## [TO BE DONE]
Write out each entry again. Keep every word exactly as it is.

— Start —

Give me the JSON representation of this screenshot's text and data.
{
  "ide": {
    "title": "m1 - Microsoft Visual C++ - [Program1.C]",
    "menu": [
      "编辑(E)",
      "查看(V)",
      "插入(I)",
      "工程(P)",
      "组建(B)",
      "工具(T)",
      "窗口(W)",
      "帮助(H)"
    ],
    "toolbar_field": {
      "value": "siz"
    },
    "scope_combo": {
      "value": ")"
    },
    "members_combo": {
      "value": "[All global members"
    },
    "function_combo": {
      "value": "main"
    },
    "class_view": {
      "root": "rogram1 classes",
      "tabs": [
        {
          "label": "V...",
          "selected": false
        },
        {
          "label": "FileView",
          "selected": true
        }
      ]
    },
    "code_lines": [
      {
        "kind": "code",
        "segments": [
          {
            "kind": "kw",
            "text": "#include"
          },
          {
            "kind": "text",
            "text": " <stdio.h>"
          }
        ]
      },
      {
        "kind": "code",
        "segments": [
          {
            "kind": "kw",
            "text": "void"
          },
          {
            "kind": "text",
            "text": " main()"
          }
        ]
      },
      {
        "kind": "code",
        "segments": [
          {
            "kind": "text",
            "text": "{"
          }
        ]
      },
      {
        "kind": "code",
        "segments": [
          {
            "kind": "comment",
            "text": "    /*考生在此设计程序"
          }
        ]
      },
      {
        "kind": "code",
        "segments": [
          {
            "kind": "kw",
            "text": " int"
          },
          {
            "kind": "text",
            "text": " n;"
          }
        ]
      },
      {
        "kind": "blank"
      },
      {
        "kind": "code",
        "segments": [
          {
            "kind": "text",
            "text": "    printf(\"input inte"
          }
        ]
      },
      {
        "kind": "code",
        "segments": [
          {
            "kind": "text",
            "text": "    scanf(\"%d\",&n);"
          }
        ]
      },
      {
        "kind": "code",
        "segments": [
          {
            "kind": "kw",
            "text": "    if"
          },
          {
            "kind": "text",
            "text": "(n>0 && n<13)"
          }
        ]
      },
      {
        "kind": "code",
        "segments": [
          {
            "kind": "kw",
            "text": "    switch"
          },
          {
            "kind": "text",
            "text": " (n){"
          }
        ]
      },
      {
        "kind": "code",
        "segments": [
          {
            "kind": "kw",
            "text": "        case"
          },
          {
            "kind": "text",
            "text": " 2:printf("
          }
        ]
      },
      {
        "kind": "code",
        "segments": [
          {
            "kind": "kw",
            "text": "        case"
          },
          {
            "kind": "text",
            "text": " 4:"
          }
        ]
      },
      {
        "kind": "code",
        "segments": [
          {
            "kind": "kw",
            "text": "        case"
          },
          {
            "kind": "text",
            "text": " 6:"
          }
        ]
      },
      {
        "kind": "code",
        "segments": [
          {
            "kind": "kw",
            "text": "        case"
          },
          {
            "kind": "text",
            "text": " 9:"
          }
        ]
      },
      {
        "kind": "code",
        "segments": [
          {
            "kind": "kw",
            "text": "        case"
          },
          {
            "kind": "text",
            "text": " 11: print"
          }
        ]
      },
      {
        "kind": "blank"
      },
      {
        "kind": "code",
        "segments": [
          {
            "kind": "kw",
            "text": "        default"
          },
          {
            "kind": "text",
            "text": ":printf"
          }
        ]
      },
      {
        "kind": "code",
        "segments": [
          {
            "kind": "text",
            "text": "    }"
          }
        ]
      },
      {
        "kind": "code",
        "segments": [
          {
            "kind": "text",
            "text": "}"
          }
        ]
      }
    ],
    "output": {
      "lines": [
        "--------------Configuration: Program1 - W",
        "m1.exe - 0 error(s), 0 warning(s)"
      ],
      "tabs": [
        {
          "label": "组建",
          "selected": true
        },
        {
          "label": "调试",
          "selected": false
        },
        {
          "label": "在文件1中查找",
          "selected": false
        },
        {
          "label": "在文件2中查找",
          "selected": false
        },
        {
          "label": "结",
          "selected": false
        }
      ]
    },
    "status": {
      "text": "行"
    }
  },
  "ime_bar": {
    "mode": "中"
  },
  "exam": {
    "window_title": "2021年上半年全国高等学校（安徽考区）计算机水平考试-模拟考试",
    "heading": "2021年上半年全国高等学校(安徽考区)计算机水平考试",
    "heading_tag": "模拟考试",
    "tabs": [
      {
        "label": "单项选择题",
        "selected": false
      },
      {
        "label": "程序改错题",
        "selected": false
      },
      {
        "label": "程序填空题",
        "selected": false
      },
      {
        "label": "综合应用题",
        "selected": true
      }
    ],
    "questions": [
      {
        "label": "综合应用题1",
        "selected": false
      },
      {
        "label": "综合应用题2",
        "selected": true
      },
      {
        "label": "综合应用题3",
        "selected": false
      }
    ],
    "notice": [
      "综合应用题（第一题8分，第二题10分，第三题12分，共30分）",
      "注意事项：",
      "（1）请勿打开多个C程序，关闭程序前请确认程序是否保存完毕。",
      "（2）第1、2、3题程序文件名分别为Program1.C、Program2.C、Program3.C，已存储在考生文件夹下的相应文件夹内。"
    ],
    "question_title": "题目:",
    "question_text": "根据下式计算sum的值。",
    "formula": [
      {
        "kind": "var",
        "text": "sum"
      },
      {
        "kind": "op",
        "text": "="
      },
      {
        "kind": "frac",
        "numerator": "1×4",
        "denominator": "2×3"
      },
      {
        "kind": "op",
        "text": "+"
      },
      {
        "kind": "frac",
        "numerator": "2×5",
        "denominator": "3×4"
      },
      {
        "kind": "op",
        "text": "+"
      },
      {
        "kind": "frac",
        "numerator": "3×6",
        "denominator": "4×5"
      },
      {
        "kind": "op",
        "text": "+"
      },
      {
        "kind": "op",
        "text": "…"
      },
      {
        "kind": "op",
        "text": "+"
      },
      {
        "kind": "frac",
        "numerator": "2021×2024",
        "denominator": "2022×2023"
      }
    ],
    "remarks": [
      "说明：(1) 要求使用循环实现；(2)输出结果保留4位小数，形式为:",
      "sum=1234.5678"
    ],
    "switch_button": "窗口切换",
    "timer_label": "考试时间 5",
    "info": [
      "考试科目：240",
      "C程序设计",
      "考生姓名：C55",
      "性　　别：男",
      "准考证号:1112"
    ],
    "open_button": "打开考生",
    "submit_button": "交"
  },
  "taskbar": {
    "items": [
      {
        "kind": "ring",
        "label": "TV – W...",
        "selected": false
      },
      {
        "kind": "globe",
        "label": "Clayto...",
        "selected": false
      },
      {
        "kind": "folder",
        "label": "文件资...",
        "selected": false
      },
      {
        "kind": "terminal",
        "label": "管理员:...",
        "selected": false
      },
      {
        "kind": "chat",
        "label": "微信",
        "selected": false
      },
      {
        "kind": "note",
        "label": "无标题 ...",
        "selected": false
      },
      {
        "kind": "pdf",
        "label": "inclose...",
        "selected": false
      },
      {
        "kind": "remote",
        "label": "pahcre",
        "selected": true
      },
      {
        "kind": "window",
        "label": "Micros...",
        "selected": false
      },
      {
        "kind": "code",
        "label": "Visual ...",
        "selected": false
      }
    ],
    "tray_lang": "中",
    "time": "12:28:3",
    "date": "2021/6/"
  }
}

— End —

## [PROBLEM SOLUTION]
Give me the JSON representation of this screenshot's text and data.
{
  "ide": {
    "title": "m1 - Microsoft Visual C++ - [Program1.C]",
    "menu": [
      "编辑(E)",
      "查看(V)",
      "插入(I)",
      "工程(P)",
      "组建(B)",
      "工具(T)",
      "窗口(W)",
      "帮助(H)"
    ],
    "toolbar_field": {
      "value": "siz"
    },
    "scope_combo": {
      "value": ")"
    },
    "members_combo": {
      "value": "[All global members"
    },
    "function_combo": {
      "value": "main"
    },
    "class_view": {
      "root": "rogram1 classes",
      "tabs": [
        {
          "label": "V...",
          "selected": false
        },
        {
          "label": "FileView",
          "selected": true
        }
      ]
    },
    "code_lines": [
      {
        "kind": "code",
        "segments": [
          {
            "kind": "kw",
            "text": "#include"
          },
          {
            "kind": "text",
            "text": " <stdio.h>"
          }
        ]
      },
      {
        "kind": "code",
        "segments": [
          {
            "kind": "kw",
            "text": "void"
          },
          {
            "kind": "text",
            "text": " main()"
          }
        ]
      },
      {
        "kind": "code",
        "segments": [
          {
            "kind": "text",
            "text": "{"
          }
        ]
      },
      {
        "kind": "code",
        "segments": [
          {
            "kind": "comment",
            "text": "    /*考生在此设计程序"
          }
        ]
      },
      {
        "kind": "code",
        "segments": [
          {
            "kind": "kw",
            "text": " int"
          },
          {
            "kind": "text",
            "text": " n;"
          }
        ]
      },
      {
        "kind": "blank"
      },
      {
        "kind": "code",
        "segments": [
          {
            "kind": "text",
            "text": "    printf(\"input inte"
          }
        ]
      },
      {
        "kind": "code",
        "segments": [
          {
            "kind": "text",
            "text": "    scanf(\"%d\",&n);"
          }
        ]
      },
      {
        "kind": "code",
        "segments": [
          {
            "kind": "kw",
            "text": "    if"
          },
          {
            "kind": "text",
            "text": "(n>0 && n<13)"
          }
        ]
      },
      {
        "kind": "code",
        "segments": [
          {
            "kind": "kw",
            "text": "    switch"
          },
          {
            "kind": "text",
            "text": " (n){"
          }
        ]
      },
      {
        "kind": "code",
        "segments": [
          {
            "kind": "kw",
            "text": "        case"
          },
          {
            "kind": "text",
            "text": " 2:printf("
          }
        ]
      },
      {
        "kind": "code",
        "segments": [
          {
            "kind": "kw",
            "text": "        case"
          },
          {
            "kind": "text",
            "text": " 4:"
          }
        ]
      },
      {
        "kind": "code",
        "segments": [
          {
            "kind": "kw",
            "text": "        case"
          },
          {
            "kind": "text",
            "text": " 6:"
          }
        ]
      },
      {
        "kind": "code",
        "segments": [
          {
            "kind": "kw",
            "text": "        case"
          },
          {
            "kind": "text",
            "text": " 9:"
          }
        ]
      },
      {
        "kind": "code",
        "segments": [
          {
            "kind": "kw",
            "text": "        case"
          },
          {
            "kind": "text",
            "text": " 11: print"
          }
        ]
      },
      {
        "kind": "blank"
      },
      {
        "kind": "code",
        "segments": [
          {
            "kind": "kw",
            "text": "        default"
          },
          {
            "kind": "text",
            "text": ":printf"
          }
        ]
      },
      {
        "kind": "code",
        "segments": [
          {
            "kind": "text",
            "text": "    }"
          }
        ]
      },
      {
        "kind": "code",
        "segments": [
          {
            "kind": "text",
            "text": "}"
          }
        ]
      }
    ],
    "output": {
      "lines": [
        "--------------Configuration: Program1 - W",
        "m1.exe - 0 error(s), 0 warning(s)"
      ],
      "tabs": [
        {
          "label": "组建",
          "selected": true
        },
        {
          "label": "调试",
          "selected": false
        },
        {
          "label": "在文件1中查找",
          "selected": false
        },
        {
          "label": "在文件2中查找",
          "selected": false
        },
        {
          "label": "结",
          "selected": false
        }
      ]
    },
    "status": {
      "text": "行"
    }
  },
  "ime_bar": {
    "mode": "中"
  },
  "exam": {
    "window_title": "2021年上半年全国高等学校（安徽考区）计算机水平考试-模拟考试",
    "heading": "2021年上半年全国高等学校(安徽考区)计算机水平考试",
    "heading_tag": "模拟考试",
    "tabs": [
      {
        "label": "单项选择题",
        "selected": false
      },
      {
        "label": "程序改错题",
        "selected": false
      },
      {
        "label": "程序填空题",
        "selected": false
      },
      {
        "label": "综合应用题",
        "selected": true
      }
    ],
    "questions": [
      {
        "label": "综合应用题1",
        "selected": false
      },
      {
        "label": "综合应用题2",
        "selected": true
      },
      {
        "label": "综合应用题3",
        "selected": false
      }
    ],
    "notice": [
      "综合应用题（第一题8分，第二题10分，第三题12分，共30分）",
      "注意事项：",
      "（1）请勿打开多个C程序，关闭程序前请确认程序是否保存完毕。",
      "（2）第1、2、3题程序文件名分别为Program1.C、Program2.C、Program3.C，已存储在考生文件夹下的相应文件夹内。"
    ],
    "question_title": "题目:",
    "question_text": "根据下式计算sum的值。",
    "formula": [
      {
        "kind": "var",
        "text": "sum"
      },
      {
        "kind": "op",
        "text": "="
      },
      {
        "kind": "frac",
        "numerator": "1×4",
        "denominator": "2×3"
      },
      {
        "kind": "op",
        "text": "+"
      },
      {
        "kind": "frac",
        "numerator": "2×5",
        "denominator": "3×4"
      },
      {
        "kind": "op",
        "text": "+"
      },
      {
        "kind": "frac",
        "numerator": "3×6",
        "denominator": "4×5"
      },
      {
        "kind": "op",
        "text": "+"
      },
      {
        "kind": "op",
        "text": "…"
      },
      {
        "kind": "op",
        "text": "+"
      },
      {
        "kind": "frac",
        "numerator": "2021×2024",
        "denominator": "2022×2023"
      }
    ],
    "remarks": [
      "说明：(1) 要求使用循环实现；(2)输出结果保留4位小数，形式为:",
      "sum=1234.5678"
    ],
    "switch_button": "窗口切换",
    "timer_label": "考试时间 5",
    "info": [
      "考试科目：240",
      "C程序设计",
      "考生姓名：C55",
      "性　　别：男",
      "准考证号:1112"
    ],
    "open_button": "打开考生",
    "submit_button": "交"
  },
  "taskbar": {
    "items": [
      {
        "kind": "ring",
        "label": "TV – W...",
        "selected": false
      },
      {
        "kind": "globe",
        "label": "Clayto...",
        "selected": false
      },
      {
        "kind": "folder",
        "label": "文件资...",
        "selected": false
      },
      {
        "kind": "terminal",
        "label": "管理员:...",
        "selected": false
      },
      {
        "kind": "chat",
        "label": "微信",
        "selected": false
      },
      {
        "kind": "note",
        "label": "无标题 ...",
        "selected": false
      },
      {
        "kind": "pdf",
        "label": "inclose...",
        "selected": false
      },
      {
        "kind": "remote",
        "label": "pahcre",
        "selected": true
      },
      {
        "kind": "window",
        "label": "Micros...",
        "selected": false
      },
      {
        "kind": "code",
        "label": "Visual ...",
        "selected": false
      }
    ],
    "tray_lang": "中",
    "time": "12:28:3",
    "date": "2021/6/"
  }
}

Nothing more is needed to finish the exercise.